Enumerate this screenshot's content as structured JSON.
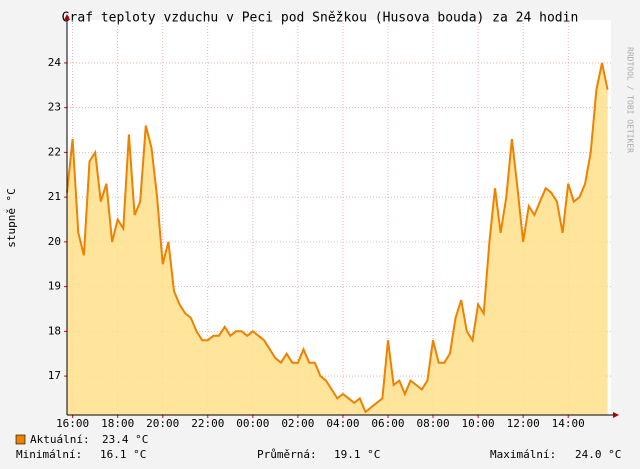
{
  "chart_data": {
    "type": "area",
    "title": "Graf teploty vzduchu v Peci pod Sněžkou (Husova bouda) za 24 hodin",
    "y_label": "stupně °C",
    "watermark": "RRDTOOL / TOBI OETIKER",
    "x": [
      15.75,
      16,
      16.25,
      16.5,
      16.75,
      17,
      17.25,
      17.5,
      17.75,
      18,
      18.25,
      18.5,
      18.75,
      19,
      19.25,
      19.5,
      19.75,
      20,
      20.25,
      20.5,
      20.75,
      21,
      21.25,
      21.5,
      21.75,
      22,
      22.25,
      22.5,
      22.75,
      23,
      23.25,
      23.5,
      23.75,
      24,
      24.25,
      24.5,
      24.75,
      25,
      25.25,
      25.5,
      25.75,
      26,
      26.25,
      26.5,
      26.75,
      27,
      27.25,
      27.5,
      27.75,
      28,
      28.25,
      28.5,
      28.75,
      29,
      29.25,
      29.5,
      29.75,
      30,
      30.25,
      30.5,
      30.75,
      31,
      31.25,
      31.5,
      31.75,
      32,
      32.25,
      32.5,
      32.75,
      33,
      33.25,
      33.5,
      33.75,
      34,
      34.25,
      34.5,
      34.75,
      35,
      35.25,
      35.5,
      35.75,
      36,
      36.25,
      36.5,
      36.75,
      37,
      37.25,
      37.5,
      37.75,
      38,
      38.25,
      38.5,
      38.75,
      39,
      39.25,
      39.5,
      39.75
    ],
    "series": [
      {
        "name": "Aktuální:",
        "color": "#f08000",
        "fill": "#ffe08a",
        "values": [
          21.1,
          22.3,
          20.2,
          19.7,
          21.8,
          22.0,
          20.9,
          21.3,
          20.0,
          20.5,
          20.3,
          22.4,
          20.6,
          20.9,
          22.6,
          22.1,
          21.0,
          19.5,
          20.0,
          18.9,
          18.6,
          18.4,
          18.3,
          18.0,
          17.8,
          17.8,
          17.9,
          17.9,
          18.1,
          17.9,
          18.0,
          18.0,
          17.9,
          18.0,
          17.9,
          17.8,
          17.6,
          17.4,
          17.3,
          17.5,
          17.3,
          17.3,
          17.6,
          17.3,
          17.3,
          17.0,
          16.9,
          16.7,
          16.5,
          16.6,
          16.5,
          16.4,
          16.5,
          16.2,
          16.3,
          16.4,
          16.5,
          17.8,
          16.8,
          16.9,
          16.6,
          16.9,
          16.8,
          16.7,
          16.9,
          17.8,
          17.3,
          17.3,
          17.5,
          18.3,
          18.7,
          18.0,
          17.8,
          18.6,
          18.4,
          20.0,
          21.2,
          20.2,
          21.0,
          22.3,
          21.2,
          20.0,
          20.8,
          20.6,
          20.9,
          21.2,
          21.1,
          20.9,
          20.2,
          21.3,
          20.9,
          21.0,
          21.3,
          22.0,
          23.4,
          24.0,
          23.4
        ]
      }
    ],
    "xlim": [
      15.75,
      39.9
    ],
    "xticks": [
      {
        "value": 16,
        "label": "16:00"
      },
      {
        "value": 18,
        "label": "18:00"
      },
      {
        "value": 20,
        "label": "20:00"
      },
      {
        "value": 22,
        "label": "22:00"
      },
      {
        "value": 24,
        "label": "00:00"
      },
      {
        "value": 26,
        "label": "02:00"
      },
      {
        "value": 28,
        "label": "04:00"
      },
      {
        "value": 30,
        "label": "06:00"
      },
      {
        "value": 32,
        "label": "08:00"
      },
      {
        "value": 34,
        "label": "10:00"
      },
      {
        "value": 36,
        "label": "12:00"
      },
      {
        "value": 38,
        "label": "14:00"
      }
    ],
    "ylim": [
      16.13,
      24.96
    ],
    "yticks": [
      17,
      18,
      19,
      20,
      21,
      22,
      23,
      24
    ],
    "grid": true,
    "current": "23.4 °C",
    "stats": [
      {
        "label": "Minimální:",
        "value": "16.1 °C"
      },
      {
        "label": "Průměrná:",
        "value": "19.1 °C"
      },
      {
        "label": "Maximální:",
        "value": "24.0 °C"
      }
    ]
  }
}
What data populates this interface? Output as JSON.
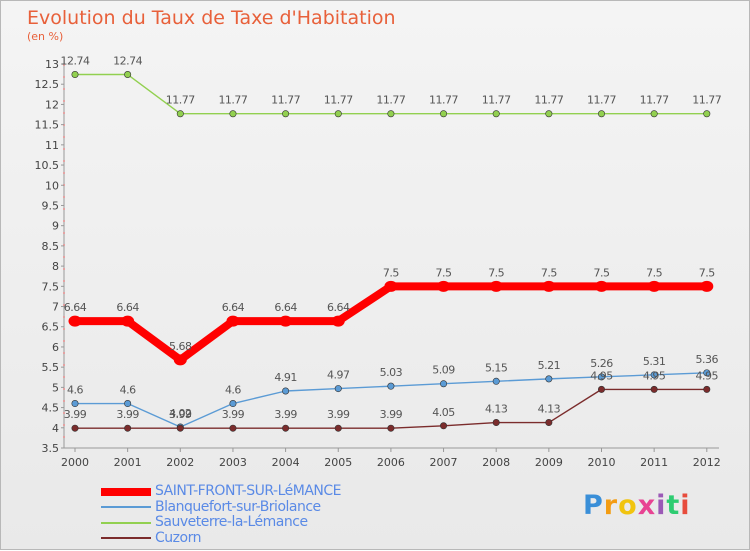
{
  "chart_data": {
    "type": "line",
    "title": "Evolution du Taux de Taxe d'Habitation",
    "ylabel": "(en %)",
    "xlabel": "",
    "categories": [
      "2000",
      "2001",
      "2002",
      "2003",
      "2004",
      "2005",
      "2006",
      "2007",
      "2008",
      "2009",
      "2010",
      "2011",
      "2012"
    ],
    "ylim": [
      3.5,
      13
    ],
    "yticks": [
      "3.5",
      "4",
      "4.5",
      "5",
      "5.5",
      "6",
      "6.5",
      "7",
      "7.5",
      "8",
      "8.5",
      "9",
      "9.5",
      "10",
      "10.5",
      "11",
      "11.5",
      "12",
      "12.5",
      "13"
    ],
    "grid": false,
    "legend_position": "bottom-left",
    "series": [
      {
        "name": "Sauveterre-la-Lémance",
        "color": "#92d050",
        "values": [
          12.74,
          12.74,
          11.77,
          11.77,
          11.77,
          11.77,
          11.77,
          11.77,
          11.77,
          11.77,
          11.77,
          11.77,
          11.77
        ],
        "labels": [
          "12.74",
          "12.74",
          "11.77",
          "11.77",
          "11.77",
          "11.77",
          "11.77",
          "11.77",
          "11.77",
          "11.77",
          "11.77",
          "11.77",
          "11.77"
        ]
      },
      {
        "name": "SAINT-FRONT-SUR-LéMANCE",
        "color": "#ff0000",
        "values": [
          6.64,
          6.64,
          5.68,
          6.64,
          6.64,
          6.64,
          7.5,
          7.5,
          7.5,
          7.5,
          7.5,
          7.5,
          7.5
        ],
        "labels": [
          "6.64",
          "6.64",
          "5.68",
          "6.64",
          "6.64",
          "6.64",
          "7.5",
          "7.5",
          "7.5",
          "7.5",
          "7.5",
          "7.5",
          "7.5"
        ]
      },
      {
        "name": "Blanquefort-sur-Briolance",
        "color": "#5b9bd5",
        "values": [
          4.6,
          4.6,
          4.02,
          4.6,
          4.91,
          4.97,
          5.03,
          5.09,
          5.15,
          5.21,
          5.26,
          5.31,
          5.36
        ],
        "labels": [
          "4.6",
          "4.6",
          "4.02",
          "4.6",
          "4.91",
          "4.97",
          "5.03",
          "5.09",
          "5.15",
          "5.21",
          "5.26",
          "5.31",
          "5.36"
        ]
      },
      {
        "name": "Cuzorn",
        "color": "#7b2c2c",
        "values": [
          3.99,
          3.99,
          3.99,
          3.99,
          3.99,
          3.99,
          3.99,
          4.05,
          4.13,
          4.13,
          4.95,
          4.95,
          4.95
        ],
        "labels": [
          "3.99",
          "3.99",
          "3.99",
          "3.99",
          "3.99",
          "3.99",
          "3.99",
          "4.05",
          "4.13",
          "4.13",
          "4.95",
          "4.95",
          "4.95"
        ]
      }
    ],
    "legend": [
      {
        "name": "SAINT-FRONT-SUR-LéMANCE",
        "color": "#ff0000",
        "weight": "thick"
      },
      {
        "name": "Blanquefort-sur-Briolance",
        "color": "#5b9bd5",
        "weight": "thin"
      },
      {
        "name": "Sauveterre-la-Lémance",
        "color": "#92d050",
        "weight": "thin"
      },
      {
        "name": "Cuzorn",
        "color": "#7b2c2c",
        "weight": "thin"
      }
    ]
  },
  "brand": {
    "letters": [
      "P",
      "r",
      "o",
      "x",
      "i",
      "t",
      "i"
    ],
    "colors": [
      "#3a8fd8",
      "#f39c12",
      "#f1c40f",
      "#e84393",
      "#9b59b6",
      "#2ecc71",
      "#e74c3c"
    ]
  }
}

**What is expected:**
Skip the pictures and print each record exactly as it stands.

**Final result:**
Enumerate this screenshot's content as structured JSON.
{
  "chart_data": {
    "type": "area",
    "title": "Graf teploty vzduchu v Peci pod Sněžkou (Husova bouda) za 24 hodin",
    "y_label": "stupně °C",
    "watermark": "RRDTOOL / TOBI OETIKER",
    "x": [
      15.75,
      16,
      16.25,
      16.5,
      16.75,
      17,
      17.25,
      17.5,
      17.75,
      18,
      18.25,
      18.5,
      18.75,
      19,
      19.25,
      19.5,
      19.75,
      20,
      20.25,
      20.5,
      20.75,
      21,
      21.25,
      21.5,
      21.75,
      22,
      22.25,
      22.5,
      22.75,
      23,
      23.25,
      23.5,
      23.75,
      24,
      24.25,
      24.5,
      24.75,
      25,
      25.25,
      25.5,
      25.75,
      26,
      26.25,
      26.5,
      26.75,
      27,
      27.25,
      27.5,
      27.75,
      28,
      28.25,
      28.5,
      28.75,
      29,
      29.25,
      29.5,
      29.75,
      30,
      30.25,
      30.5,
      30.75,
      31,
      31.25,
      31.5,
      31.75,
      32,
      32.25,
      32.5,
      32.75,
      33,
      33.25,
      33.5,
      33.75,
      34,
      34.25,
      34.5,
      34.75,
      35,
      35.25,
      35.5,
      35.75,
      36,
      36.25,
      36.5,
      36.75,
      37,
      37.25,
      37.5,
      37.75,
      38,
      38.25,
      38.5,
      38.75,
      39,
      39.25,
      39.5,
      39.75
    ],
    "series": [
      {
        "name": "Aktuální:",
        "color": "#f08000",
        "fill": "#ffe08a",
        "values": [
          21.1,
          22.3,
          20.2,
          19.7,
          21.8,
          22.0,
          20.9,
          21.3,
          20.0,
          20.5,
          20.3,
          22.4,
          20.6,
          20.9,
          22.6,
          22.1,
          21.0,
          19.5,
          20.0,
          18.9,
          18.6,
          18.4,
          18.3,
          18.0,
          17.8,
          17.8,
          17.9,
          17.9,
          18.1,
          17.9,
          18.0,
          18.0,
          17.9,
          18.0,
          17.9,
          17.8,
          17.6,
          17.4,
          17.3,
          17.5,
          17.3,
          17.3,
          17.6,
          17.3,
          17.3,
          17.0,
          16.9,
          16.7,
          16.5,
          16.6,
          16.5,
          16.4,
          16.5,
          16.2,
          16.3,
          16.4,
          16.5,
          17.8,
          16.8,
          16.9,
          16.6,
          16.9,
          16.8,
          16.7,
          16.9,
          17.8,
          17.3,
          17.3,
          17.5,
          18.3,
          18.7,
          18.0,
          17.8,
          18.6,
          18.4,
          20.0,
          21.2,
          20.2,
          21.0,
          22.3,
          21.2,
          20.0,
          20.8,
          20.6,
          20.9,
          21.2,
          21.1,
          20.9,
          20.2,
          21.3,
          20.9,
          21.0,
          21.3,
          22.0,
          23.4,
          24.0,
          23.4
        ]
      }
    ],
    "xlim": [
      15.75,
      39.9
    ],
    "xticks": [
      {
        "value": 16,
        "label": "16:00"
      },
      {
        "value": 18,
        "label": "18:00"
      },
      {
        "value": 20,
        "label": "20:00"
      },
      {
        "value": 22,
        "label": "22:00"
      },
      {
        "value": 24,
        "label": "00:00"
      },
      {
        "value": 26,
        "label": "02:00"
      },
      {
        "value": 28,
        "label": "04:00"
      },
      {
        "value": 30,
        "label": "06:00"
      },
      {
        "value": 32,
        "label": "08:00"
      },
      {
        "value": 34,
        "label": "10:00"
      },
      {
        "value": 36,
        "label": "12:00"
      },
      {
        "value": 38,
        "label": "14:00"
      }
    ],
    "ylim": [
      16.13,
      24.96
    ],
    "yticks": [
      17,
      18,
      19,
      20,
      21,
      22,
      23,
      24
    ],
    "grid": true,
    "current": "23.4 °C",
    "stats": [
      {
        "label": "Minimální:",
        "value": "16.1 °C"
      },
      {
        "label": "Průměrná:",
        "value": "19.1 °C"
      },
      {
        "label": "Maximální:",
        "value": "24.0 °C"
      }
    ]
  }
}
What data populates this interface? Output as JSON.
{
  "chart_data": {
    "type": "line",
    "title": "Evolution du Taux de Taxe d'Habitation",
    "ylabel": "(en %)",
    "xlabel": "",
    "categories": [
      "2000",
      "2001",
      "2002",
      "2003",
      "2004",
      "2005",
      "2006",
      "2007",
      "2008",
      "2009",
      "2010",
      "2011",
      "2012"
    ],
    "ylim": [
      3.5,
      13
    ],
    "yticks": [
      "3.5",
      "4",
      "4.5",
      "5",
      "5.5",
      "6",
      "6.5",
      "7",
      "7.5",
      "8",
      "8.5",
      "9",
      "9.5",
      "10",
      "10.5",
      "11",
      "11.5",
      "12",
      "12.5",
      "13"
    ],
    "grid": false,
    "legend_position": "bottom-left",
    "series": [
      {
        "name": "Sauveterre-la-Lémance",
        "color": "#92d050",
        "values": [
          12.74,
          12.74,
          11.77,
          11.77,
          11.77,
          11.77,
          11.77,
          11.77,
          11.77,
          11.77,
          11.77,
          11.77,
          11.77
        ],
        "labels": [
          "12.74",
          "12.74",
          "11.77",
          "11.77",
          "11.77",
          "11.77",
          "11.77",
          "11.77",
          "11.77",
          "11.77",
          "11.77",
          "11.77",
          "11.77"
        ]
      },
      {
        "name": "SAINT-FRONT-SUR-LéMANCE",
        "color": "#ff0000",
        "values": [
          6.64,
          6.64,
          5.68,
          6.64,
          6.64,
          6.64,
          7.5,
          7.5,
          7.5,
          7.5,
          7.5,
          7.5,
          7.5
        ],
        "labels": [
          "6.64",
          "6.64",
          "5.68",
          "6.64",
          "6.64",
          "6.64",
          "7.5",
          "7.5",
          "7.5",
          "7.5",
          "7.5",
          "7.5",
          "7.5"
        ]
      },
      {
        "name": "Blanquefort-sur-Briolance",
        "color": "#5b9bd5",
        "values": [
          4.6,
          4.6,
          4.02,
          4.6,
          4.91,
          4.97,
          5.03,
          5.09,
          5.15,
          5.21,
          5.26,
          5.31,
          5.36
        ],
        "labels": [
          "4.6",
          "4.6",
          "4.02",
          "4.6",
          "4.91",
          "4.97",
          "5.03",
          "5.09",
          "5.15",
          "5.21",
          "5.26",
          "5.31",
          "5.36"
        ]
      },
      {
        "name": "Cuzorn",
        "color": "#7b2c2c",
        "values": [
          3.99,
          3.99,
          3.99,
          3.99,
          3.99,
          3.99,
          3.99,
          4.05,
          4.13,
          4.13,
          4.95,
          4.95,
          4.95
        ],
        "labels": [
          "3.99",
          "3.99",
          "3.99",
          "3.99",
          "3.99",
          "3.99",
          "3.99",
          "4.05",
          "4.13",
          "4.13",
          "4.95",
          "4.95",
          "4.95"
        ]
      }
    ],
    "legend": [
      {
        "name": "SAINT-FRONT-SUR-LéMANCE",
        "color": "#ff0000",
        "weight": "thick"
      },
      {
        "name": "Blanquefort-sur-Briolance",
        "color": "#5b9bd5",
        "weight": "thin"
      },
      {
        "name": "Sauveterre-la-Lémance",
        "color": "#92d050",
        "weight": "thin"
      },
      {
        "name": "Cuzorn",
        "color": "#7b2c2c",
        "weight": "thin"
      }
    ]
  },
  "brand": {
    "letters": [
      "P",
      "r",
      "o",
      "x",
      "i",
      "t",
      "i"
    ],
    "colors": [
      "#3a8fd8",
      "#f39c12",
      "#f1c40f",
      "#e84393",
      "#9b59b6",
      "#2ecc71",
      "#e74c3c"
    ]
  }
}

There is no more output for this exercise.